(Input material):
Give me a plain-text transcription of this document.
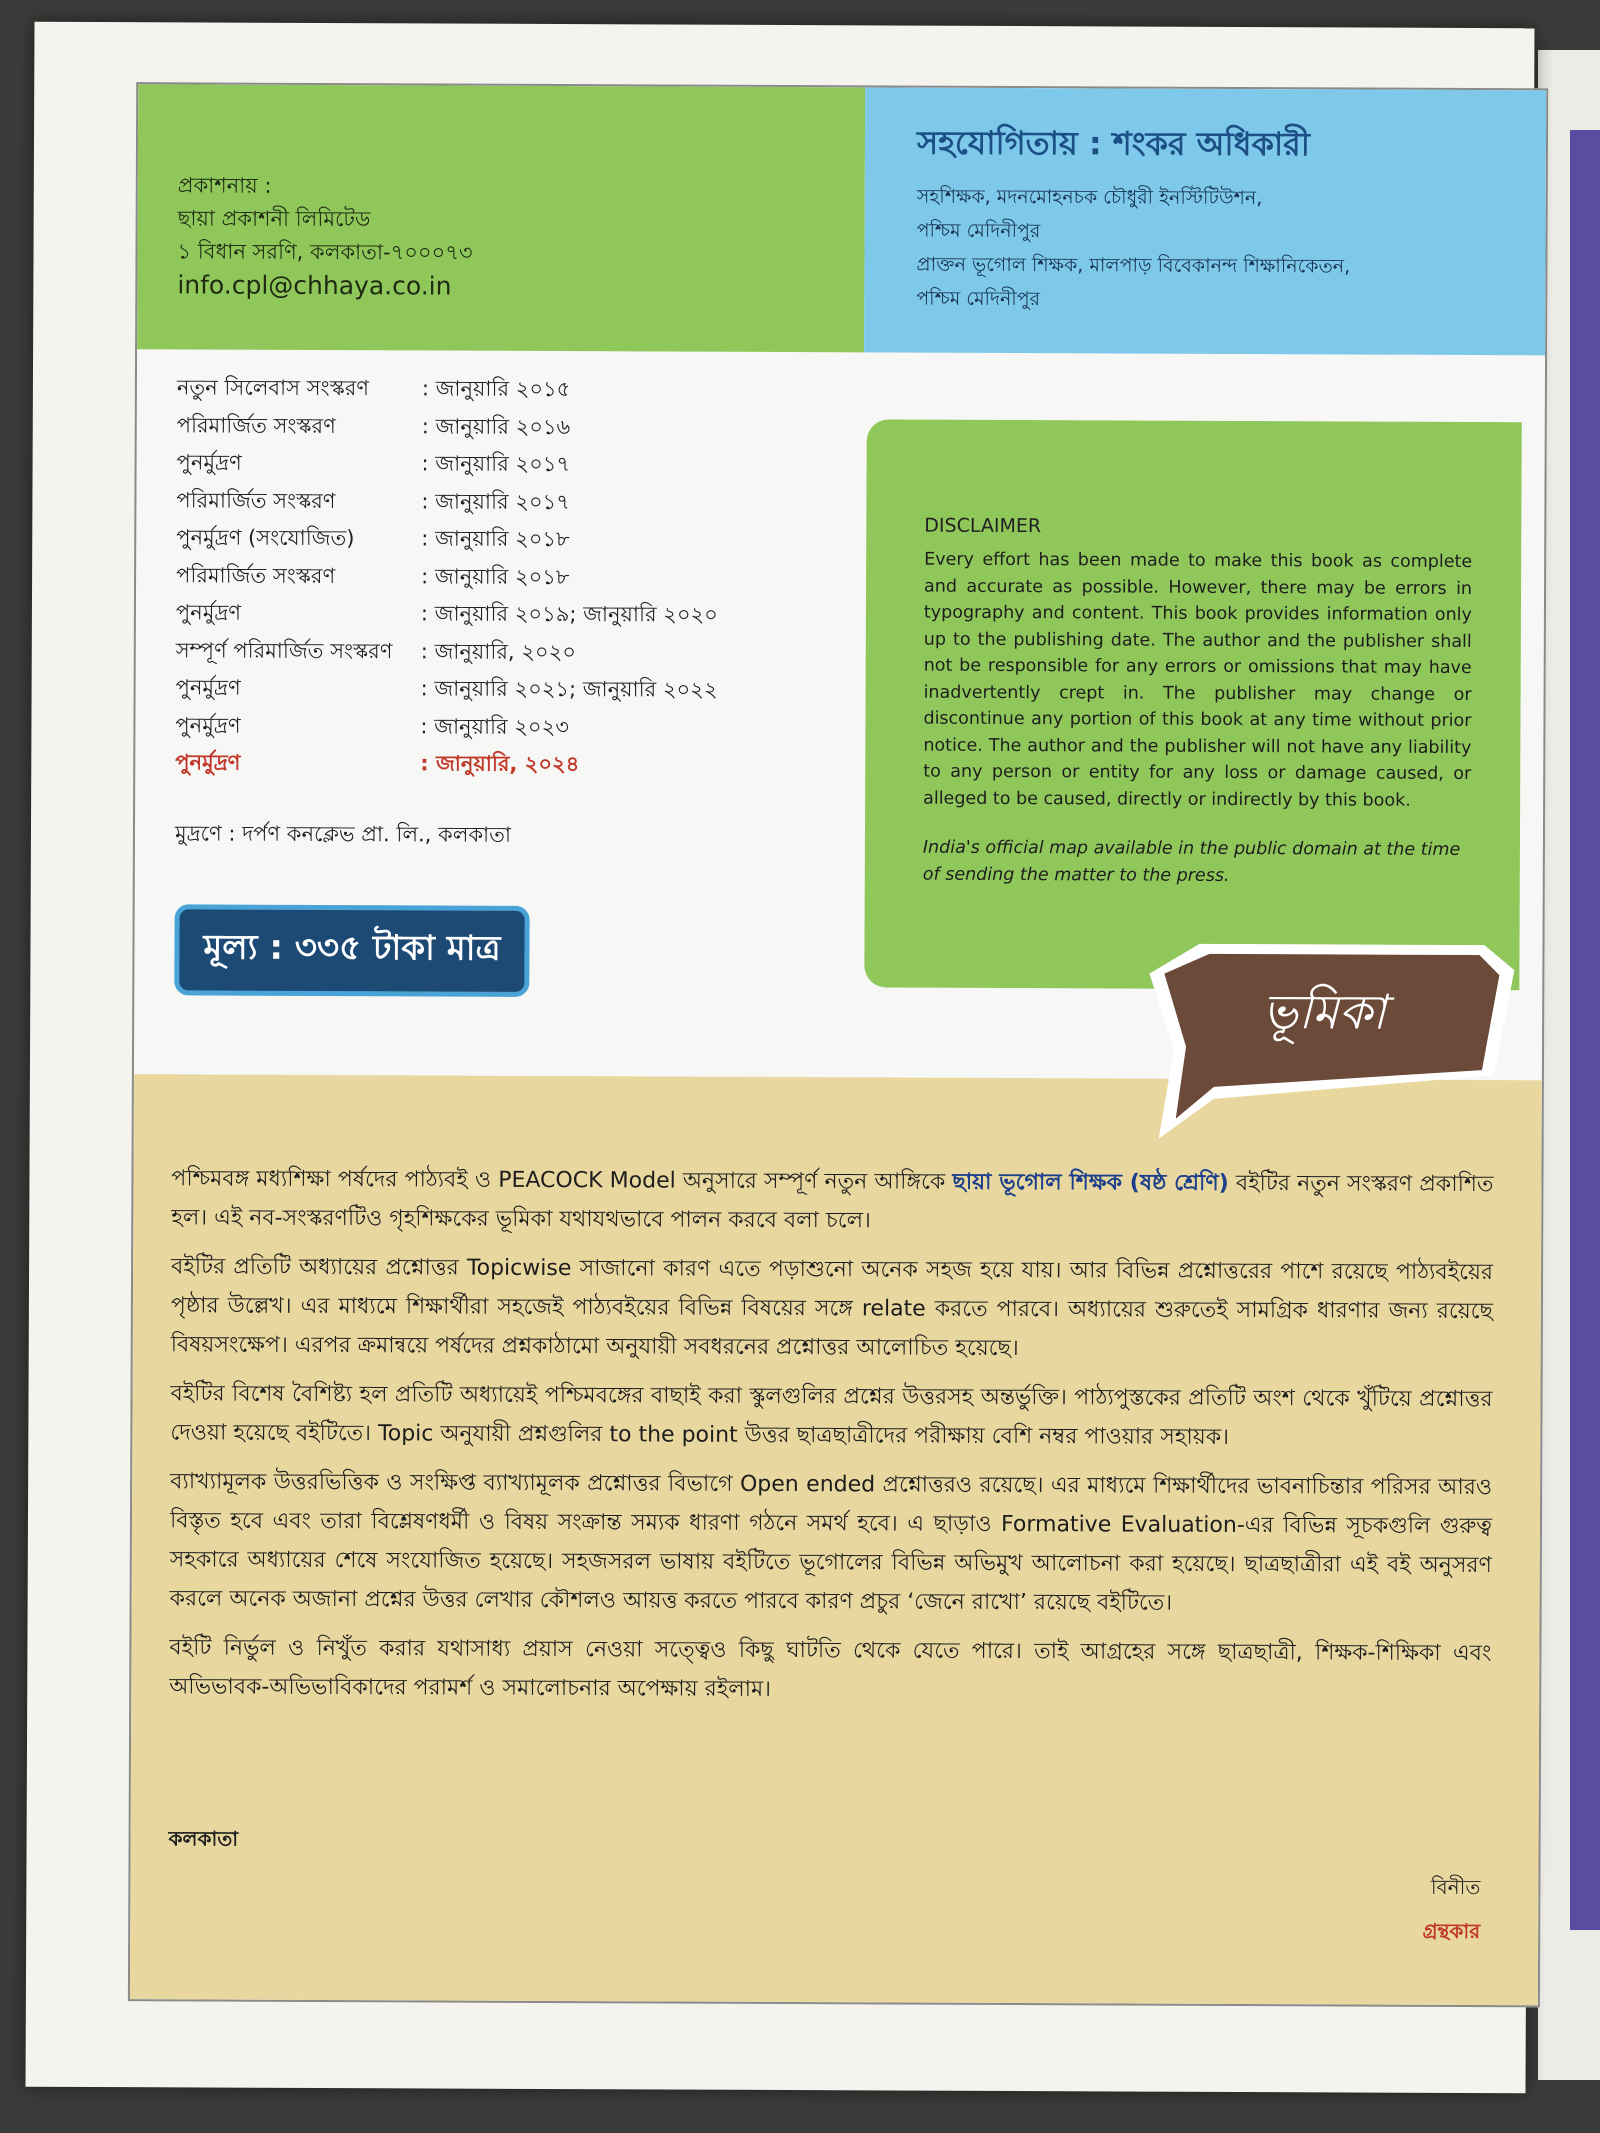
প্রকাশনায় :
ছায়া প্রকাশনী লিমিটেড
১ বিধান সরণি, কলকাতা-৭০০০৭৩
info.cpl@chhaya.co.in
সহযোগিতায় : শংকর অধিকারী
সহশিক্ষক, মদনমোহনচক চৌধুরী ইনস্টিটিউশন,
পশ্চিম মেদিনীপুর
প্রাক্তন ভূগোল শিক্ষক, মালপাড় বিবেকানন্দ শিক্ষানিকেতন,
পশ্চিম মেদিনীপুর
নতুন সিলেবাস সংস্করণ	: জানুয়ারি ২০১৫
পরিমার্জিত সংস্করণ	: জানুয়ারি ২০১৬
পুনর্মুদ্রণ	: জানুয়ারি ২০১৭
পরিমার্জিত সংস্করণ	: জানুয়ারি ২০১৭
পুনর্মুদ্রণ (সংযোজিত)	: জানুয়ারি ২০১৮
পরিমার্জিত সংস্করণ	: জানুয়ারি ২০১৮
পুনর্মুদ্রণ	: জানুয়ারি ২০১৯; জানুয়ারি ২০২০
সম্পূর্ণ পরিমার্জিত সংস্করণ	: জানুয়ারি, ২০২০
পুনর্মুদ্রণ	: জানুয়ারি ২০২১; জানুয়ারি ২০২২
পুনর্মুদ্রণ	: জানুয়ারি ২০২৩
পুনর্মুদ্রণ	: জানুয়ারি, ২০২৪
মুদ্রণে : দর্পণ কনক্লেভ প্রা. লি., কলকাতা
মূল্য : ৩৩৫ টাকা মাত্র
DISCLAIMER
Every effort has been made to make this book as complete and accurate as possible. However, there may be errors in typography and content. This book provides information only up to the publishing date. The author and the publisher shall not be responsible for any errors or omissions that may have inadvertently crept in. The publisher may change or discontinue any portion of this book at any time without prior notice. The author and the publisher will not have any liability to any person or entity for any loss or damage caused, or alleged to be caused, directly or indirectly by this book.
India's official map available in the public domain at the time of sending the matter to the press.
ভূমিকা

পশ্চিমবঙ্গ মধ্যশিক্ষা পর্ষদের পাঠ্যবই ও PEACOCK Model অনুসারে সম্পূর্ণ নতুন আঙ্গিকে ছায়া ভূগোল শিক্ষক (ষষ্ঠ শ্রেণি) বইটির নতুন সংস্করণ প্রকাশিত হল। এই নব-সংস্করণটিও গৃহশিক্ষকের ভূমিকা যথাযথভাবে পালন করবে বলা চলে।

বইটির প্রতিটি অধ্যায়ের প্রশ্নোত্তর Topicwise সাজানো কারণ এতে পড়াশুনো অনেক সহজ হয়ে যায়। আর বিভিন্ন প্রশ্নোত্তরের পাশে রয়েছে পাঠ্যবইয়ের পৃষ্ঠার উল্লেখ। এর মাধ্যমে শিক্ষার্থীরা সহজেই পাঠ্যবইয়ের বিভিন্ন বিষয়ের সঙ্গে relate করতে পারবে। অধ্যায়ের শুরুতেই সামগ্রিক ধারণার জন্য রয়েছে বিষয়সংক্ষেপ। এরপর ক্রমান্বয়ে পর্ষদের প্রশ্নকাঠামো অনুযায়ী সবধরনের প্রশ্নোত্তর আলোচিত হয়েছে।

বইটির বিশেষ বৈশিষ্ট্য হল প্রতিটি অধ্যায়েই পশ্চিমবঙ্গের বাছাই করা স্কুলগুলির প্রশ্নের উত্তরসহ অন্তর্ভুক্তি। পাঠ্যপুস্তকের প্রতিটি অংশ থেকে খুঁটিয়ে প্রশ্নোত্তর দেওয়া হয়েছে বইটিতে। Topic অনুযায়ী প্রশ্নগুলির to the point উত্তর ছাত্রছাত্রীদের পরীক্ষায় বেশি নম্বর পাওয়ার সহায়ক।

ব্যাখ্যামূলক উত্তরভিত্তিক ও সংক্ষিপ্ত ব্যাখ্যামূলক প্রশ্নোত্তর বিভাগে Open ended প্রশ্নোত্তরও রয়েছে। এর মাধ্যমে শিক্ষার্থীদের ভাবনাচিন্তার পরিসর আরও বিস্তৃত হবে এবং তারা বিশ্লেষণধর্মী ও বিষয় সংক্রান্ত সম্যক ধারণা গঠনে সমর্থ হবে। এ ছাড়াও Formative Evaluation-এর বিভিন্ন সূচকগুলি গুরুত্ব সহকারে অধ্যায়ের শেষে সংযোজিত হয়েছে। সহজসরল ভাষায় বইটিতে ভূগোলের বিভিন্ন অভিমুখ আলোচনা করা হয়েছে। ছাত্রছাত্রীরা এই বই অনুসরণ করলে অনেক অজানা প্রশ্নের উত্তর লেখার কৌশলও আয়ত্ত করতে পারবে কারণ প্রচুর ‘জেনে রাখো’ রয়েছে বইটিতে।

বইটি নির্ভুল ও নিখুঁত করার যথাসাধ্য প্রয়াস নেওয়া সত্ত্বেও কিছু ঘাটতি থেকে যেতে পারে। তাই আগ্রহের সঙ্গে ছাত্রছাত্রী, শিক্ষক-শিক্ষিকা এবং অভিভাবক-অভিভাবিকাদের পরামর্শ ও সমালোচনার অপেক্ষায় রইলাম।

কলকাতা
বিনীত
গ্রন্থকার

(Requirements):
Where does the word "this" appear in the listing? List each line that holds it.

(Full solution):
Give me a plain-text transcription of this document.
Every effort has been made to make this book as complete and accurate as possible. However, there may be errors in typography and content. This book provides information only up to the publishing date. The author and the publisher shall not be responsible for any errors or omissions that may have inadvertently crept in. The publisher may change or discontinue any portion of this book at any time without prior notice. The author and the publisher will not have any liability to any person or entity for any loss or damage caused, or alleged to be caused, directly or indirectly by this book.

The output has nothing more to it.